▶ [GIVEN REQUEST] Reproduce each line exactly.

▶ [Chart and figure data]
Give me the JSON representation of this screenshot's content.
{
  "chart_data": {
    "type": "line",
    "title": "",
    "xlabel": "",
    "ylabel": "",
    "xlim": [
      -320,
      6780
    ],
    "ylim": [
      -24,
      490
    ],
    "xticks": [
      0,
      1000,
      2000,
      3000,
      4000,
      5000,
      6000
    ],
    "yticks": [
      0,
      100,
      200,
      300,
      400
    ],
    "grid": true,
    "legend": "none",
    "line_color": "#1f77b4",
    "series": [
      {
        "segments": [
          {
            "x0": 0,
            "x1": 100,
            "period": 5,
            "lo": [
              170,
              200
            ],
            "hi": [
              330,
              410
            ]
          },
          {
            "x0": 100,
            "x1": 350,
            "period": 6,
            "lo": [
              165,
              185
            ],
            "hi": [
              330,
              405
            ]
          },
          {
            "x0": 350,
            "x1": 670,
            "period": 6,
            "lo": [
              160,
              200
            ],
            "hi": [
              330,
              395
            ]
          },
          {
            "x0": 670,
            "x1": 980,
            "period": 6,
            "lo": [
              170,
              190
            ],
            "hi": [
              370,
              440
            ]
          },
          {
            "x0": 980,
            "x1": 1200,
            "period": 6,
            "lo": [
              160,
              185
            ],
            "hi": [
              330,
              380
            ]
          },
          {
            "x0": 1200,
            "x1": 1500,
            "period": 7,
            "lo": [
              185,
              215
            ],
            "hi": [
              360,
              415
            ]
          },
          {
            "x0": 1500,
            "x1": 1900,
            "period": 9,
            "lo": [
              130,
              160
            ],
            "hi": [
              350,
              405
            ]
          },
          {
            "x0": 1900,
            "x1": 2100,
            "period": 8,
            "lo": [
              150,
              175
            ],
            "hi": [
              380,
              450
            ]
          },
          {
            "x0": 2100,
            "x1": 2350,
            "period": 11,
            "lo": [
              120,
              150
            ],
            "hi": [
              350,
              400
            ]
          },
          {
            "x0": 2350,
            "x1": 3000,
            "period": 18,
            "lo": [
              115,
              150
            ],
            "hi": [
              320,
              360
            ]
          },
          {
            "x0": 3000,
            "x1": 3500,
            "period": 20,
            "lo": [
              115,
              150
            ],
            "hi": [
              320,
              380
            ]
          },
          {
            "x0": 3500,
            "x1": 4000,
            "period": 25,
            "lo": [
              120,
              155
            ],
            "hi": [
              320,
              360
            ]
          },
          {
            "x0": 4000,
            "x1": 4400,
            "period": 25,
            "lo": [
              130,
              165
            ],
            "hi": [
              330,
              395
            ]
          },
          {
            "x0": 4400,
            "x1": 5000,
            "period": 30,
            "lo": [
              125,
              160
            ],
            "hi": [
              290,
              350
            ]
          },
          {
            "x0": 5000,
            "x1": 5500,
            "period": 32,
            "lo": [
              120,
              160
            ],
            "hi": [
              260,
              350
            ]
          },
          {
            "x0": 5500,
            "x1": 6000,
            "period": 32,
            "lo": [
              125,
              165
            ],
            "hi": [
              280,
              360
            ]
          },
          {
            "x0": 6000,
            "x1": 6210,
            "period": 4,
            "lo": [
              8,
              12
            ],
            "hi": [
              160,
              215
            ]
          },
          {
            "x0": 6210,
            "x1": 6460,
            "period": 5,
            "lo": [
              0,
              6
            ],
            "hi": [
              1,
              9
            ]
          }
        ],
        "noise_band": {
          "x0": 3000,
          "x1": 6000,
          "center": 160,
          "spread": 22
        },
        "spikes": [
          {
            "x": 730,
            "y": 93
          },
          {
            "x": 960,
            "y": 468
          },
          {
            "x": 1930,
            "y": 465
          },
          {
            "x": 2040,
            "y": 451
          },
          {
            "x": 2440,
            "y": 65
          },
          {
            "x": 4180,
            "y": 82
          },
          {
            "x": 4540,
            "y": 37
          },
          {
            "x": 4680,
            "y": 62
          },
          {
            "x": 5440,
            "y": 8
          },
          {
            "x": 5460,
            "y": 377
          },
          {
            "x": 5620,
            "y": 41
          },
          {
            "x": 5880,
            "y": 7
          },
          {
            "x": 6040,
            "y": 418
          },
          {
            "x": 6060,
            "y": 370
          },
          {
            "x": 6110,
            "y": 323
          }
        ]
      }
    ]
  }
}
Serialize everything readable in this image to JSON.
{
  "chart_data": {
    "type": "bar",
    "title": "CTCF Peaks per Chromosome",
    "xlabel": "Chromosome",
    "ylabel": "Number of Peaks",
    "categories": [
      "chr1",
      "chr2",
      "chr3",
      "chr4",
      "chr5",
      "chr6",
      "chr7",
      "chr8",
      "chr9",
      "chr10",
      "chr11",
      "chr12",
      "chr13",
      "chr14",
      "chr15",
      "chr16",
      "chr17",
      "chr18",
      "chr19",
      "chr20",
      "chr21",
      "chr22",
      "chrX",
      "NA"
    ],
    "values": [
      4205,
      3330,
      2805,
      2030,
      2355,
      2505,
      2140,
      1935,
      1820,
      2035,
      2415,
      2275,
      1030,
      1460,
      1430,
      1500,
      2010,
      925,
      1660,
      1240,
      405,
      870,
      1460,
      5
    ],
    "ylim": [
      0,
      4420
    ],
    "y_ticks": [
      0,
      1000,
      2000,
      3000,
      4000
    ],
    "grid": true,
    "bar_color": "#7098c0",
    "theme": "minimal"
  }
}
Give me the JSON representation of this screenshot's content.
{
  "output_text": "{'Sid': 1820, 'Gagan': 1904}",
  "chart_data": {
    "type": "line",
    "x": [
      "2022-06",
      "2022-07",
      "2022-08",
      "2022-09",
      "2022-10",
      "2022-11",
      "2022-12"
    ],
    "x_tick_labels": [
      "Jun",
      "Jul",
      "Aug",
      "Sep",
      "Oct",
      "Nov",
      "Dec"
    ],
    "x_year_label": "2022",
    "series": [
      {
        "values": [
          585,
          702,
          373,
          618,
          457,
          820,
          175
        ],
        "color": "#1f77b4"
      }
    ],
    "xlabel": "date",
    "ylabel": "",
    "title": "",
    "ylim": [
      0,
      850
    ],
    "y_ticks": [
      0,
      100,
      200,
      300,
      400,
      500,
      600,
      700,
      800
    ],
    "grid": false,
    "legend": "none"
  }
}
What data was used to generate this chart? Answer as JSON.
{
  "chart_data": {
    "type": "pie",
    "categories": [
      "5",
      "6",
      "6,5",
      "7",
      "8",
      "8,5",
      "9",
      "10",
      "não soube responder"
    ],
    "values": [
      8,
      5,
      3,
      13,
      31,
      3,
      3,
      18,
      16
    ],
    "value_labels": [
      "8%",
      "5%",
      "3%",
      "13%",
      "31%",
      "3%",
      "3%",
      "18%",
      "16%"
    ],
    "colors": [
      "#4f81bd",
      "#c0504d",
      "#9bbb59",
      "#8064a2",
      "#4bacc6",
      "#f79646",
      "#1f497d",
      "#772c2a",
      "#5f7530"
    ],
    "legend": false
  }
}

▶ [TASK RESULT]
Give me the JSON representation of this screenshot's content.
{
  "chart_data": {
    "type": "line",
    "title": "",
    "xlabel": "",
    "ylabel": "",
    "xlim": [
      -320,
      6780
    ],
    "ylim": [
      -24,
      490
    ],
    "xticks": [
      0,
      1000,
      2000,
      3000,
      4000,
      5000,
      6000
    ],
    "yticks": [
      0,
      100,
      200,
      300,
      400
    ],
    "grid": true,
    "legend": "none",
    "line_color": "#1f77b4",
    "series": [
      {
        "segments": [
          {
            "x0": 0,
            "x1": 100,
            "period": 5,
            "lo": [
              170,
              200
            ],
            "hi": [
              330,
              410
            ]
          },
          {
            "x0": 100,
            "x1": 350,
            "period": 6,
            "lo": [
              165,
              185
            ],
            "hi": [
              330,
              405
            ]
          },
          {
            "x0": 350,
            "x1": 670,
            "period": 6,
            "lo": [
              160,
              200
            ],
            "hi": [
              330,
              395
            ]
          },
          {
            "x0": 670,
            "x1": 980,
            "period": 6,
            "lo": [
              170,
              190
            ],
            "hi": [
              370,
              440
            ]
          },
          {
            "x0": 980,
            "x1": 1200,
            "period": 6,
            "lo": [
              160,
              185
            ],
            "hi": [
              330,
              380
            ]
          },
          {
            "x0": 1200,
            "x1": 1500,
            "period": 7,
            "lo": [
              185,
              215
            ],
            "hi": [
              360,
              415
            ]
          },
          {
            "x0": 1500,
            "x1": 1900,
            "period": 9,
            "lo": [
              130,
              160
            ],
            "hi": [
              350,
              405
            ]
          },
          {
            "x0": 1900,
            "x1": 2100,
            "period": 8,
            "lo": [
              150,
              175
            ],
            "hi": [
              380,
              450
            ]
          },
          {
            "x0": 2100,
            "x1": 2350,
            "period": 11,
            "lo": [
              120,
              150
            ],
            "hi": [
              350,
              400
            ]
          },
          {
            "x0": 2350,
            "x1": 3000,
            "period": 18,
            "lo": [
              115,
              150
            ],
            "hi": [
              320,
              360
            ]
          },
          {
            "x0": 3000,
            "x1": 3500,
            "period": 20,
            "lo": [
              115,
              150
            ],
            "hi": [
              320,
              380
            ]
          },
          {
            "x0": 3500,
            "x1": 4000,
            "period": 25,
            "lo": [
              120,
              155
            ],
            "hi": [
              320,
              360
            ]
          },
          {
            "x0": 4000,
            "x1": 4400,
            "period": 25,
            "lo": [
              130,
              165
            ],
            "hi": [
              330,
              395
            ]
          },
          {
            "x0": 4400,
            "x1": 5000,
            "period": 30,
            "lo": [
              125,
              160
            ],
            "hi": [
              290,
              350
            ]
          },
          {
            "x0": 5000,
            "x1": 5500,
            "period": 32,
            "lo": [
              120,
              160
            ],
            "hi": [
              260,
              350
            ]
          },
          {
            "x0": 5500,
            "x1": 6000,
            "period": 32,
            "lo": [
              125,
              165
            ],
            "hi": [
              280,
              360
            ]
          },
          {
            "x0": 6000,
            "x1": 6210,
            "period": 4,
            "lo": [
              8,
              12
            ],
            "hi": [
              160,
              215
            ]
          },
          {
            "x0": 6210,
            "x1": 6460,
            "period": 5,
            "lo": [
              0,
              6
            ],
            "hi": [
              1,
              9
            ]
          }
        ],
        "noise_band": {
          "x0": 3000,
          "x1": 6000,
          "center": 160,
          "spread": 22
        },
        "spikes": [
          {
            "x": 730,
            "y": 93
          },
          {
            "x": 960,
            "y": 468
          },
          {
            "x": 1930,
            "y": 465
          },
          {
            "x": 2040,
            "y": 451
          },
          {
            "x": 2440,
            "y": 65
          },
          {
            "x": 4180,
            "y": 82
          },
          {
            "x": 4540,
            "y": 37
          },
          {
            "x": 4680,
            "y": 62
          },
          {
            "x": 5440,
            "y": 8
          },
          {
            "x": 5460,
            "y": 377
          },
          {
            "x": 5620,
            "y": 41
          },
          {
            "x": 5880,
            "y": 7
          },
          {
            "x": 6040,
            "y": 418
          },
          {
            "x": 6060,
            "y": 370
          },
          {
            "x": 6110,
            "y": 323
          }
        ]
      }
    ]
  }
}
Serialize everything readable in this image to JSON.
{
  "chart_data": {
    "type": "bar",
    "title": "CTCF Peaks per Chromosome",
    "xlabel": "Chromosome",
    "ylabel": "Number of Peaks",
    "categories": [
      "chr1",
      "chr2",
      "chr3",
      "chr4",
      "chr5",
      "chr6",
      "chr7",
      "chr8",
      "chr9",
      "chr10",
      "chr11",
      "chr12",
      "chr13",
      "chr14",
      "chr15",
      "chr16",
      "chr17",
      "chr18",
      "chr19",
      "chr20",
      "chr21",
      "chr22",
      "chrX",
      "NA"
    ],
    "values": [
      4205,
      3330,
      2805,
      2030,
      2355,
      2505,
      2140,
      1935,
      1820,
      2035,
      2415,
      2275,
      1030,
      1460,
      1430,
      1500,
      2010,
      925,
      1660,
      1240,
      405,
      870,
      1460,
      5
    ],
    "ylim": [
      0,
      4420
    ],
    "y_ticks": [
      0,
      1000,
      2000,
      3000,
      4000
    ],
    "grid": true,
    "bar_color": "#7098c0",
    "theme": "minimal"
  }
}
Give me the JSON representation of this screenshot's content.
{
  "output_text": "{'Sid': 1820, 'Gagan': 1904}",
  "chart_data": {
    "type": "line",
    "x": [
      "2022-06",
      "2022-07",
      "2022-08",
      "2022-09",
      "2022-10",
      "2022-11",
      "2022-12"
    ],
    "x_tick_labels": [
      "Jun",
      "Jul",
      "Aug",
      "Sep",
      "Oct",
      "Nov",
      "Dec"
    ],
    "x_year_label": "2022",
    "series": [
      {
        "values": [
          585,
          702,
          373,
          618,
          457,
          820,
          175
        ],
        "color": "#1f77b4"
      }
    ],
    "xlabel": "date",
    "ylabel": "",
    "title": "",
    "ylim": [
      0,
      850
    ],
    "y_ticks": [
      0,
      100,
      200,
      300,
      400,
      500,
      600,
      700,
      800
    ],
    "grid": false,
    "legend": "none"
  }
}
What data was used to generate this chart? Answer as JSON.
{
  "chart_data": {
    "type": "pie",
    "categories": [
      "5",
      "6",
      "6,5",
      "7",
      "8",
      "8,5",
      "9",
      "10",
      "não soube responder"
    ],
    "values": [
      8,
      5,
      3,
      13,
      31,
      3,
      3,
      18,
      16
    ],
    "value_labels": [
      "8%",
      "5%",
      "3%",
      "13%",
      "31%",
      "3%",
      "3%",
      "18%",
      "16%"
    ],
    "colors": [
      "#4f81bd",
      "#c0504d",
      "#9bbb59",
      "#8064a2",
      "#4bacc6",
      "#f79646",
      "#1f497d",
      "#772c2a",
      "#5f7530"
    ],
    "legend": false
  }
}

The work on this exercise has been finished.